Records:
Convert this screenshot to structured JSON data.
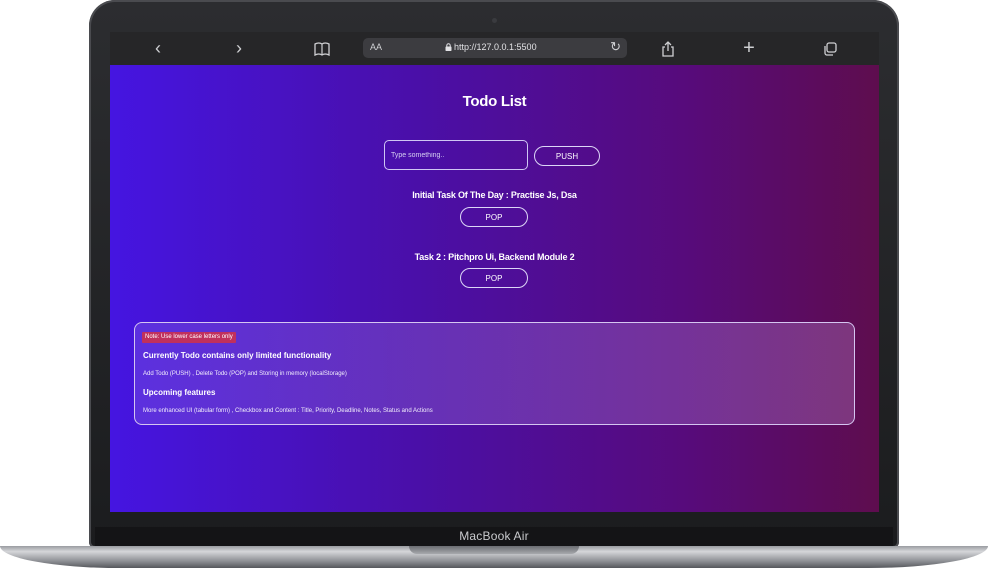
{
  "device": {
    "label": "MacBook Air"
  },
  "browser": {
    "back_icon": "‹",
    "forward_icon": "›",
    "reader_aa": "AA",
    "url": "http://127.0.0.1:5500",
    "lock_icon": "lock-icon",
    "reload_icon": "↻",
    "new_tab_icon": "+"
  },
  "app": {
    "title": "Todo List",
    "input_placeholder": "Type something..",
    "push_label": "PUSH",
    "tasks": [
      {
        "text": "Initial Task Of The Day : Practise Js, Dsa",
        "pop_label": "POP"
      },
      {
        "text": "Task 2 : Pitchpro Ui, Backend Module 2",
        "pop_label": "POP"
      }
    ],
    "note": {
      "badge": "Note: Use lower case letters only",
      "heading1": "Currently Todo contains only limited functionality",
      "line1": "Add Todo (PUSH) , Delete Todo (POP) and Storing in memory (localStorage)",
      "heading2": "Upcoming features",
      "line2": "More enhanced UI (tabular form) , Checkbox and Content : Title, Priority, Deadline, Notes, Status and Actions"
    }
  },
  "colors": {
    "page_gradient_start": "#4515e1",
    "page_gradient_end": "#5e0d4e",
    "badge": "#c0305d"
  }
}
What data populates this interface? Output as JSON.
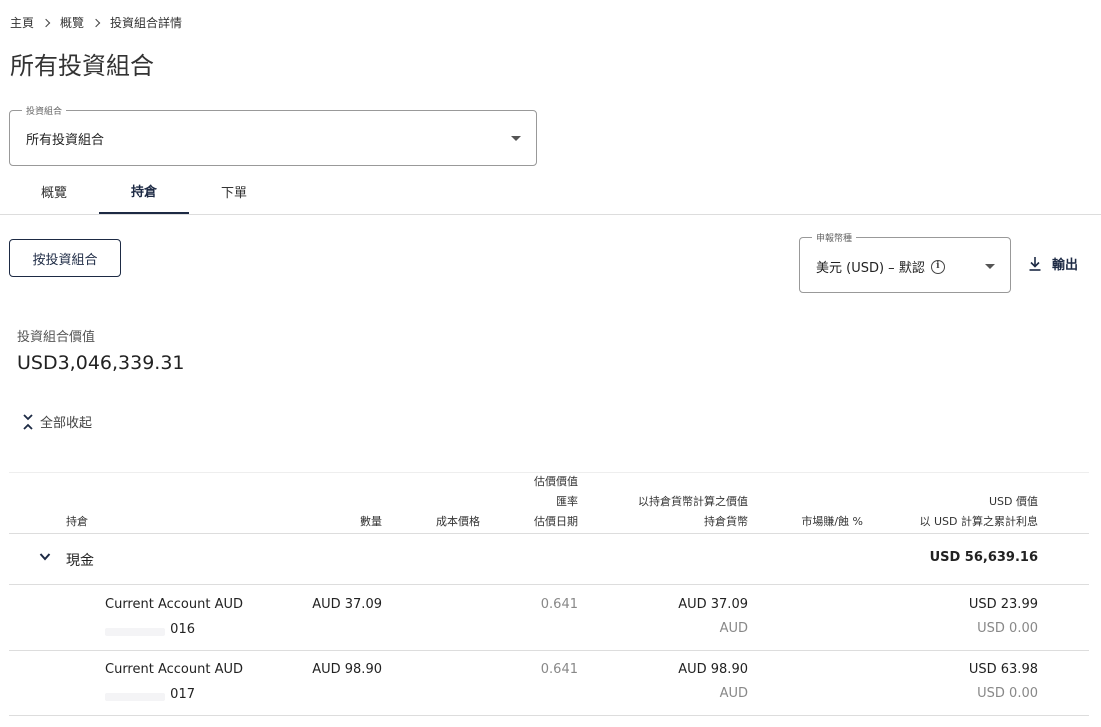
{
  "breadcrumb": [
    "主頁",
    "概覽",
    "投資組合詳情"
  ],
  "page_title": "所有投資組合",
  "portfolio_select": {
    "legend": "投資組合",
    "value": "所有投資組合"
  },
  "tabs": [
    {
      "label": "概覽",
      "active": false
    },
    {
      "label": "持倉",
      "active": true
    },
    {
      "label": "下單",
      "active": false
    }
  ],
  "by_portfolio_button": "按投資組合",
  "currency_select": {
    "legend": "申報幣種",
    "value": "美元 (USD) – 默認"
  },
  "export_label": "輸出",
  "portfolio_value": {
    "label": "投資組合價值",
    "value": "USD3,046,339.31"
  },
  "collapse_all": "全部收起",
  "table": {
    "headers": {
      "holding": "持倉",
      "quantity": "數量",
      "cost_price": "成本價格",
      "valuation_1": "估價價值",
      "valuation_2": "匯率",
      "valuation_3": "估價日期",
      "holding_ccy_1": "以持倉貨幣計算之價值",
      "holding_ccy_2": "持倉貨幣",
      "market_pl": "市場賺/蝕 %",
      "usd_1": "USD 價值",
      "usd_2": "以 USD 計算之累計利息"
    },
    "group": {
      "name": "現金",
      "total": "USD 56,639.16"
    },
    "rows": [
      {
        "name": "Current Account AUD",
        "account_suffix": "016",
        "quantity": "AUD 37.09",
        "rate": "0.641",
        "holding_value": "AUD 37.09",
        "holding_ccy": "AUD",
        "usd_value": "USD 23.99",
        "usd_interest": "USD 0.00"
      },
      {
        "name": "Current Account AUD",
        "account_suffix": "017",
        "quantity": "AUD 98.90",
        "rate": "0.641",
        "holding_value": "AUD 98.90",
        "holding_ccy": "AUD",
        "usd_value": "USD 63.98",
        "usd_interest": "USD 0.00"
      }
    ]
  }
}
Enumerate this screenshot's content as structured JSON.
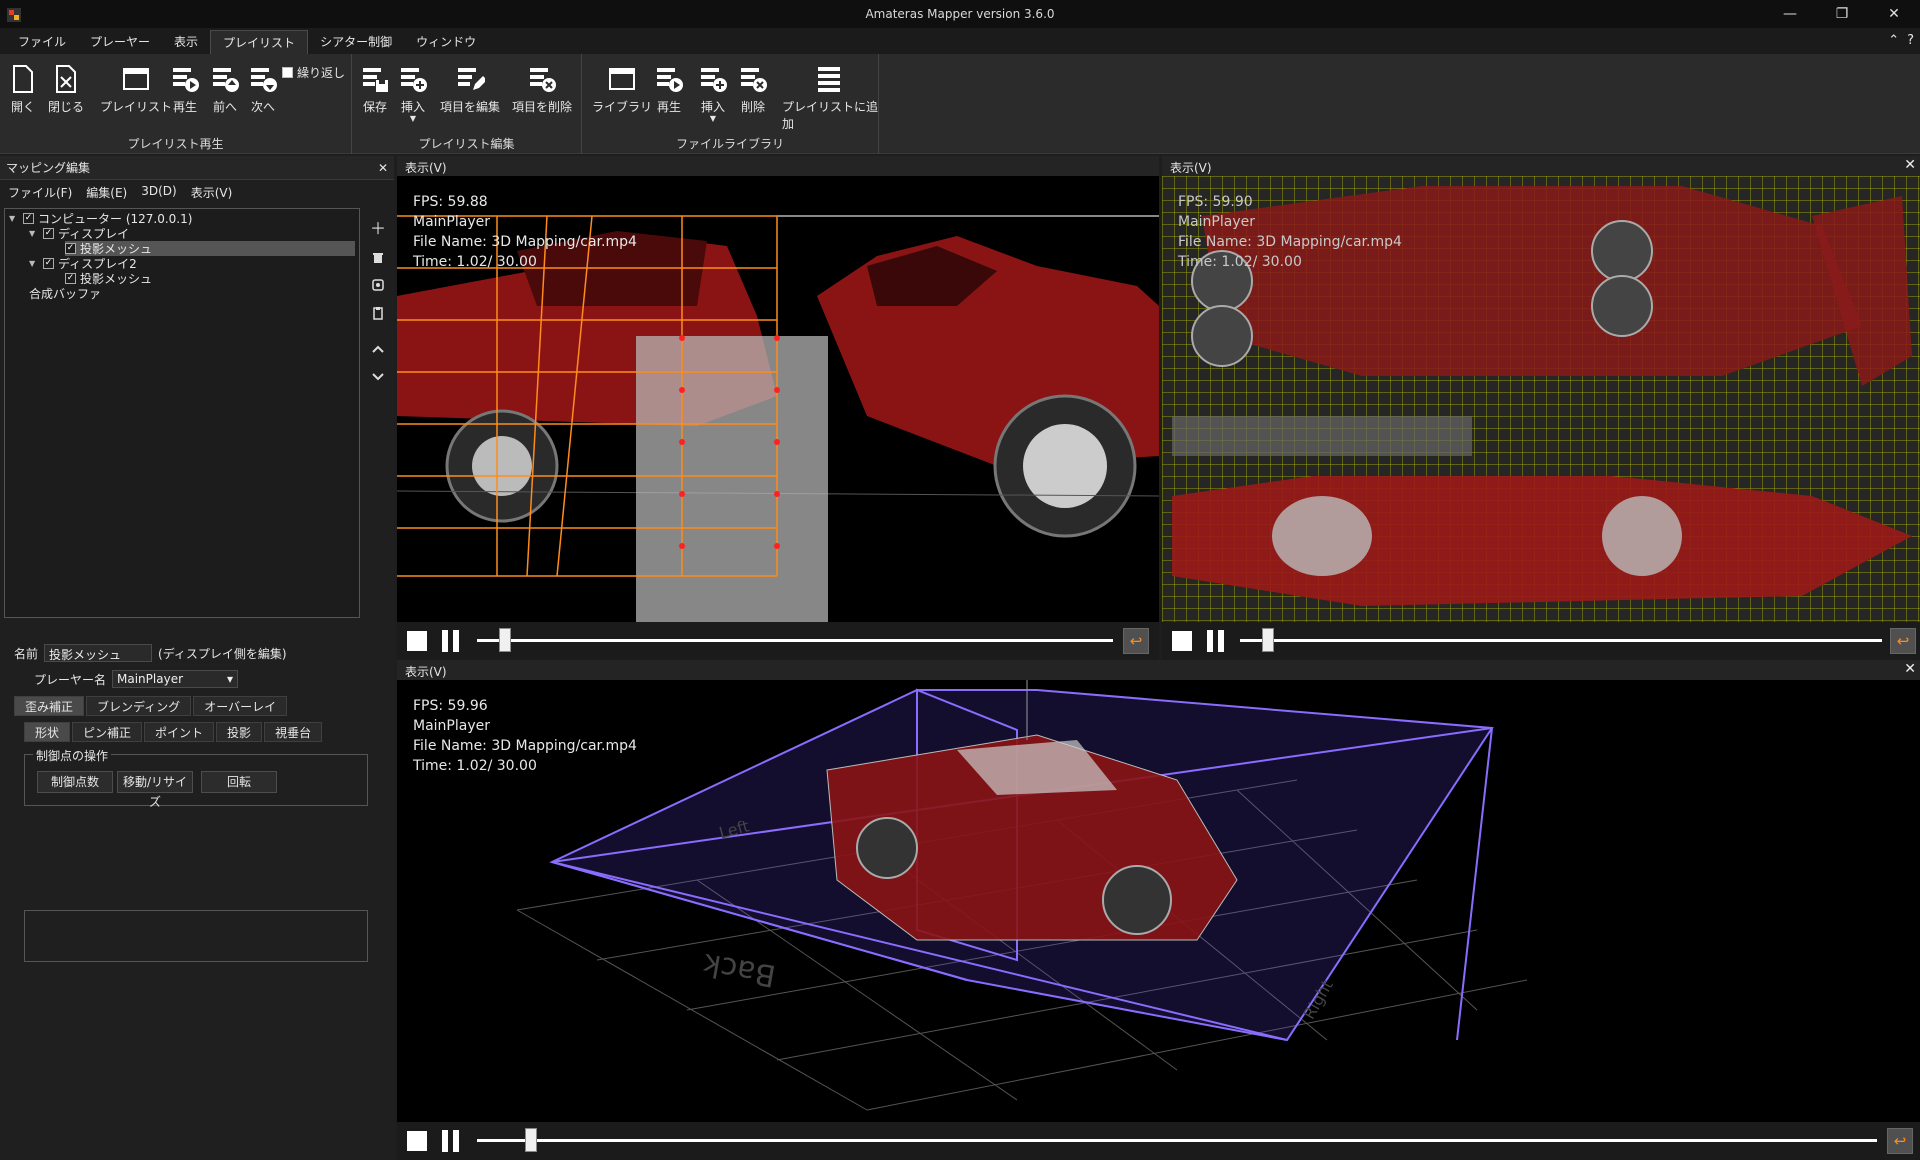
{
  "window": {
    "title": "Amateras Mapper version 3.6.0"
  },
  "menubar": {
    "items": [
      {
        "label": "ファイル",
        "active": false
      },
      {
        "label": "プレーヤー",
        "active": false
      },
      {
        "label": "表示",
        "active": false
      },
      {
        "label": "プレイリスト",
        "active": true
      },
      {
        "label": "シアター制御",
        "active": false
      },
      {
        "label": "ウィンドウ",
        "active": false
      }
    ],
    "collapse_icon": "chevron-up-icon",
    "help_icon": "help-icon"
  },
  "ribbon": {
    "groups": [
      {
        "label": "プレイリスト再生"
      },
      {
        "label": "プレイリスト編集"
      },
      {
        "label": "ファイルライブラリ"
      }
    ],
    "buttons": {
      "open": "開く",
      "close": "閉じる",
      "playlist": "プレイリスト",
      "play": "再生",
      "prev": "前へ",
      "next": "次へ",
      "repeat": "繰り返し",
      "save": "保存",
      "insert": "挿入",
      "edit_item": "項目を編集",
      "delete_item": "項目を削除",
      "library": "ライブラリ",
      "lib_play": "再生",
      "lib_insert": "挿入",
      "lib_delete": "削除",
      "add_to_playlist": "プレイリストに追加"
    }
  },
  "left": {
    "title": "マッピング編集",
    "menu": [
      "ファイル(F)",
      "編集(E)",
      "3D(D)",
      "表示(V)"
    ],
    "tree": [
      {
        "label": "コンピューター (127.0.0.1)",
        "checked": true
      },
      {
        "label": "ディスプレイ",
        "checked": true
      },
      {
        "label": "投影メッシュ",
        "checked": true
      },
      {
        "label": "ディスプレイ2",
        "checked": true
      },
      {
        "label": "投影メッシュ",
        "checked": true
      },
      {
        "label": "合成バッファ"
      }
    ],
    "props": {
      "name_label": "名前",
      "name_value": "投影メッシュ",
      "name_note": "(ディスプレイ側を編集)",
      "player_label": "プレーヤー名",
      "player_value": "MainPlayer"
    },
    "tabs1": [
      "歪み補正",
      "ブレンディング",
      "オーバーレイ"
    ],
    "tabs2": [
      "形状",
      "ピン補正",
      "ポイント",
      "投影",
      "視垂台"
    ],
    "group_title": "制御点の操作",
    "group_buttons": [
      "制御点数",
      "移動/リサイズ",
      "回転"
    ]
  },
  "views": [
    {
      "title": "表示(V)",
      "fps": "FPS: 59.88",
      "player": "MainPlayer",
      "file": "File Name: 3D Mapping/car.mp4",
      "time": "Time:    1.02/  30.00"
    },
    {
      "title": "表示(V)",
      "fps": "FPS: 59.90",
      "player": "MainPlayer",
      "file": "File Name: 3D Mapping/car.mp4",
      "time": "Time:    1.02/  30.00"
    },
    {
      "title": "表示(V)",
      "fps": "FPS: 59.96",
      "player": "MainPlayer",
      "file": "File Name: 3D Mapping/car.mp4",
      "time": "Time:    1.02/  30.00"
    }
  ],
  "scene": {
    "back_label": "Back",
    "left_label": "Left",
    "right_label": "Right"
  },
  "playback": {
    "position_fraction": 0.034
  }
}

WORK TO DO.
Every entry above should be duplicated exactly. Do not include the images.

SOLUTION.
Convert this screenshot to structured JSON data.
{
  "device": {
    "label": "MacBook Air"
  },
  "browser": {
    "back_icon": "‹",
    "forward_icon": "›",
    "reader_aa": "AA",
    "url": "http://127.0.0.1:5500",
    "lock_icon": "lock-icon",
    "reload_icon": "↻",
    "new_tab_icon": "+"
  },
  "app": {
    "title": "Todo List",
    "input_placeholder": "Type something..",
    "push_label": "PUSH",
    "tasks": [
      {
        "text": "Initial Task Of The Day : Practise Js, Dsa",
        "pop_label": "POP"
      },
      {
        "text": "Task 2 : Pitchpro Ui, Backend Module 2",
        "pop_label": "POP"
      }
    ],
    "note": {
      "badge": "Note: Use lower case letters only",
      "heading1": "Currently Todo contains only limited functionality",
      "line1": "Add Todo (PUSH) , Delete Todo (POP) and Storing in memory (localStorage)",
      "heading2": "Upcoming features",
      "line2": "More enhanced UI (tabular form) , Checkbox and Content : Title, Priority, Deadline, Notes, Status and Actions"
    }
  },
  "colors": {
    "page_gradient_start": "#4515e1",
    "page_gradient_end": "#5e0d4e",
    "badge": "#c0305d"
  }
}
What data populates this interface? Output as JSON.
{
  "breadcrumb": [
    "主頁",
    "概覽",
    "投資組合詳情"
  ],
  "page_title": "所有投資組合",
  "portfolio_select": {
    "legend": "投資組合",
    "value": "所有投資組合"
  },
  "tabs": [
    {
      "label": "概覽",
      "active": false
    },
    {
      "label": "持倉",
      "active": true
    },
    {
      "label": "下單",
      "active": false
    }
  ],
  "by_portfolio_button": "按投資組合",
  "currency_select": {
    "legend": "申報幣種",
    "value": "美元 (USD) – 默認"
  },
  "export_label": "輸出",
  "portfolio_value": {
    "label": "投資組合價值",
    "value": "USD3,046,339.31"
  },
  "collapse_all": "全部收起",
  "table": {
    "headers": {
      "holding": "持倉",
      "quantity": "數量",
      "cost_price": "成本價格",
      "valuation_1": "估價價值",
      "valuation_2": "匯率",
      "valuation_3": "估價日期",
      "holding_ccy_1": "以持倉貨幣計算之價值",
      "holding_ccy_2": "持倉貨幣",
      "market_pl": "市場賺/蝕 %",
      "usd_1": "USD 價值",
      "usd_2": "以 USD 計算之累計利息"
    },
    "group": {
      "name": "現金",
      "total": "USD 56,639.16"
    },
    "rows": [
      {
        "name": "Current Account AUD",
        "account_suffix": "016",
        "quantity": "AUD 37.09",
        "rate": "0.641",
        "holding_value": "AUD 37.09",
        "holding_ccy": "AUD",
        "usd_value": "USD 23.99",
        "usd_interest": "USD 0.00"
      },
      {
        "name": "Current Account AUD",
        "account_suffix": "017",
        "quantity": "AUD 98.90",
        "rate": "0.641",
        "holding_value": "AUD 98.90",
        "holding_ccy": "AUD",
        "usd_value": "USD 63.98",
        "usd_interest": "USD 0.00"
      }
    ]
  }
}
Enumerate this screenshot's content as structured JSON.
{
  "window": {
    "title": "Amateras Mapper version 3.6.0"
  },
  "menubar": {
    "items": [
      {
        "label": "ファイル",
        "active": false
      },
      {
        "label": "プレーヤー",
        "active": false
      },
      {
        "label": "表示",
        "active": false
      },
      {
        "label": "プレイリスト",
        "active": true
      },
      {
        "label": "シアター制御",
        "active": false
      },
      {
        "label": "ウィンドウ",
        "active": false
      }
    ],
    "collapse_icon": "chevron-up-icon",
    "help_icon": "help-icon"
  },
  "ribbon": {
    "groups": [
      {
        "label": "プレイリスト再生"
      },
      {
        "label": "プレイリスト編集"
      },
      {
        "label": "ファイルライブラリ"
      }
    ],
    "buttons": {
      "open": "開く",
      "close": "閉じる",
      "playlist": "プレイリスト",
      "play": "再生",
      "prev": "前へ",
      "next": "次へ",
      "repeat": "繰り返し",
      "save": "保存",
      "insert": "挿入",
      "edit_item": "項目を編集",
      "delete_item": "項目を削除",
      "library": "ライブラリ",
      "lib_play": "再生",
      "lib_insert": "挿入",
      "lib_delete": "削除",
      "add_to_playlist": "プレイリストに追加"
    }
  },
  "left": {
    "title": "マッピング編集",
    "menu": [
      "ファイル(F)",
      "編集(E)",
      "3D(D)",
      "表示(V)"
    ],
    "tree": [
      {
        "label": "コンピューター (127.0.0.1)",
        "checked": true
      },
      {
        "label": "ディスプレイ",
        "checked": true
      },
      {
        "label": "投影メッシュ",
        "checked": true
      },
      {
        "label": "ディスプレイ2",
        "checked": true
      },
      {
        "label": "投影メッシュ",
        "checked": true
      },
      {
        "label": "合成バッファ"
      }
    ],
    "props": {
      "name_label": "名前",
      "name_value": "投影メッシュ",
      "name_note": "(ディスプレイ側を編集)",
      "player_label": "プレーヤー名",
      "player_value": "MainPlayer"
    },
    "tabs1": [
      "歪み補正",
      "ブレンディング",
      "オーバーレイ"
    ],
    "tabs2": [
      "形状",
      "ピン補正",
      "ポイント",
      "投影",
      "視垂台"
    ],
    "group_title": "制御点の操作",
    "group_buttons": [
      "制御点数",
      "移動/リサイズ",
      "回転"
    ]
  },
  "views": [
    {
      "title": "表示(V)",
      "fps": "FPS: 59.88",
      "player": "MainPlayer",
      "file": "File Name: 3D Mapping/car.mp4",
      "time": "Time:    1.02/  30.00"
    },
    {
      "title": "表示(V)",
      "fps": "FPS: 59.90",
      "player": "MainPlayer",
      "file": "File Name: 3D Mapping/car.mp4",
      "time": "Time:    1.02/  30.00"
    },
    {
      "title": "表示(V)",
      "fps": "FPS: 59.96",
      "player": "MainPlayer",
      "file": "File Name: 3D Mapping/car.mp4",
      "time": "Time:    1.02/  30.00"
    }
  ],
  "scene": {
    "back_label": "Back",
    "left_label": "Left",
    "right_label": "Right"
  },
  "playback": {
    "position_fraction": 0.034
  }
}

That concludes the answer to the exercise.